===== Recorded data =====

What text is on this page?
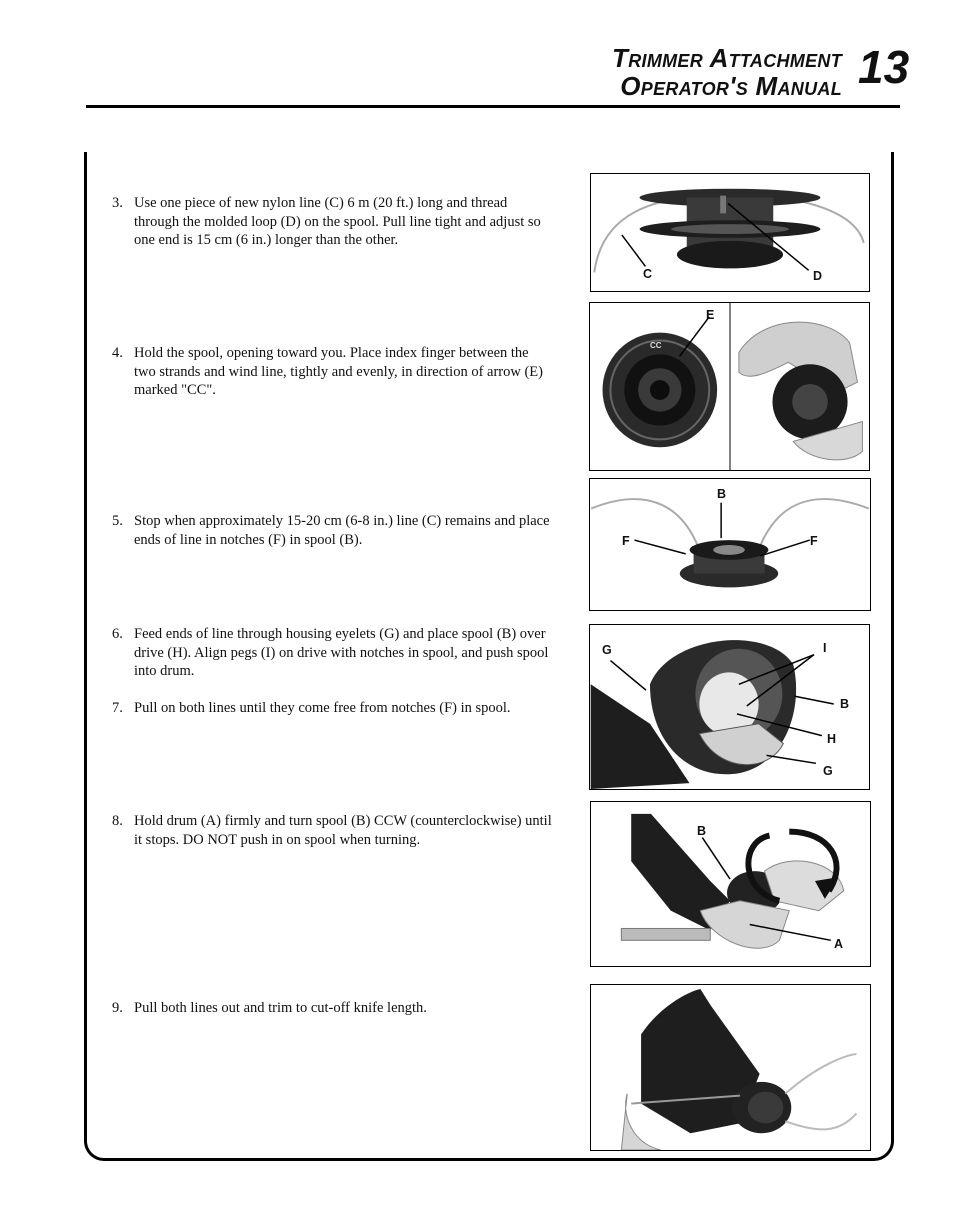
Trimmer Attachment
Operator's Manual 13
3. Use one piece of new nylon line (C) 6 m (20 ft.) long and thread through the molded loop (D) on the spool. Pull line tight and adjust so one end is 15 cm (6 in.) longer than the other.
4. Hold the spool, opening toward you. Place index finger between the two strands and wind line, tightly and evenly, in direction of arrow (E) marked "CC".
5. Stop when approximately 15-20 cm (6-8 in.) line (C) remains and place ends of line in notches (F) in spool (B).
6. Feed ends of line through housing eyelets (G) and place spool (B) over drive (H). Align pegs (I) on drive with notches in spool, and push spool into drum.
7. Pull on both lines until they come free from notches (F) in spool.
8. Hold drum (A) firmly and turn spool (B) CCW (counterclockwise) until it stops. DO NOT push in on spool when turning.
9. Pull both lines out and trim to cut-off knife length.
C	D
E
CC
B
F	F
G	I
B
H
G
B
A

=====
===== Recorded data =====

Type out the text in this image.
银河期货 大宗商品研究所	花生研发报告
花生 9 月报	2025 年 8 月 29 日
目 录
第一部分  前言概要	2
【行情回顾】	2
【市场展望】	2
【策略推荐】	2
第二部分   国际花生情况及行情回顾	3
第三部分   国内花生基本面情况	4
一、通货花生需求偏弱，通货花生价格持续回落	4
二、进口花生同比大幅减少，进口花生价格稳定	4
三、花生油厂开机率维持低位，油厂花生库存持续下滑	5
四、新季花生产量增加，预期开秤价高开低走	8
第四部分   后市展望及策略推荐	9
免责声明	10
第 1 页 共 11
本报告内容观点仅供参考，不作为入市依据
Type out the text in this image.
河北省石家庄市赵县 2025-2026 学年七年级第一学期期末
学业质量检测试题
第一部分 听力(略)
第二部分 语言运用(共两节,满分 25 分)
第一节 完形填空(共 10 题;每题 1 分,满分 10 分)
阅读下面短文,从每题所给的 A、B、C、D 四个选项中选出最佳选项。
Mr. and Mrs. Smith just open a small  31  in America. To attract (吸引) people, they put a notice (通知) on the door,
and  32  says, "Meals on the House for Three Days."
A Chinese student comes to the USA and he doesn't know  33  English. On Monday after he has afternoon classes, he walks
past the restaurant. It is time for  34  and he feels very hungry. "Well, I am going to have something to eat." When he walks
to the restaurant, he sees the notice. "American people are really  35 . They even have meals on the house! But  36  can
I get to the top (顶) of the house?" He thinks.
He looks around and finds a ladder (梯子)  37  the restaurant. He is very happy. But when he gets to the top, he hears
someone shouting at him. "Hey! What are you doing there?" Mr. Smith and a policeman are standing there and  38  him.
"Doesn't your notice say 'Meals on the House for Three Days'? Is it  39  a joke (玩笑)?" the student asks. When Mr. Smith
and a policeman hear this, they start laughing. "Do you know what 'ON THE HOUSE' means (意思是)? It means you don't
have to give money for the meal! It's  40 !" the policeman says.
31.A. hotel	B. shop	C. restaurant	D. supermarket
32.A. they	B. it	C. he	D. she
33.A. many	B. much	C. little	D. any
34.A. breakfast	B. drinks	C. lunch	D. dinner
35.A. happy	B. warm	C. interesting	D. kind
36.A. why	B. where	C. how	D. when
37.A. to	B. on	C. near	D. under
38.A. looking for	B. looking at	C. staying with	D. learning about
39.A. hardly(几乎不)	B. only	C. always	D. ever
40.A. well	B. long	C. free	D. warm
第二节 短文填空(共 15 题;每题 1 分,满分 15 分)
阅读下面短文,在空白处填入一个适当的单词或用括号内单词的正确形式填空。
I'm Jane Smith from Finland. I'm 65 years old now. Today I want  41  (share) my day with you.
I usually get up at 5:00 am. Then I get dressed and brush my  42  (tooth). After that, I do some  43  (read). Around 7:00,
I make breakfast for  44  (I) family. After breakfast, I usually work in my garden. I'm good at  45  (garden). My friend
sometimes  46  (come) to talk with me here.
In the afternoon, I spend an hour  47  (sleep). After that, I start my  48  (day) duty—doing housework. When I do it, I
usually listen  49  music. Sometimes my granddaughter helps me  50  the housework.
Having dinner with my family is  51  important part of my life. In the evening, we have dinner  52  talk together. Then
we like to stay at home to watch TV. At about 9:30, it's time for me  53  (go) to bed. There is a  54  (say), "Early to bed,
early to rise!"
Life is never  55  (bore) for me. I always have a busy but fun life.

=====

→ **Work to do**
Above are the records. Copy every line in them holding "until".

→ **Reply**
7. Pull on both lines until they come free from notches (F) in spool.
8. Hold drum (A) firmly and turn spool (B) CCW (counterclockwise) until it stops. DO NOT push in on spool when turning.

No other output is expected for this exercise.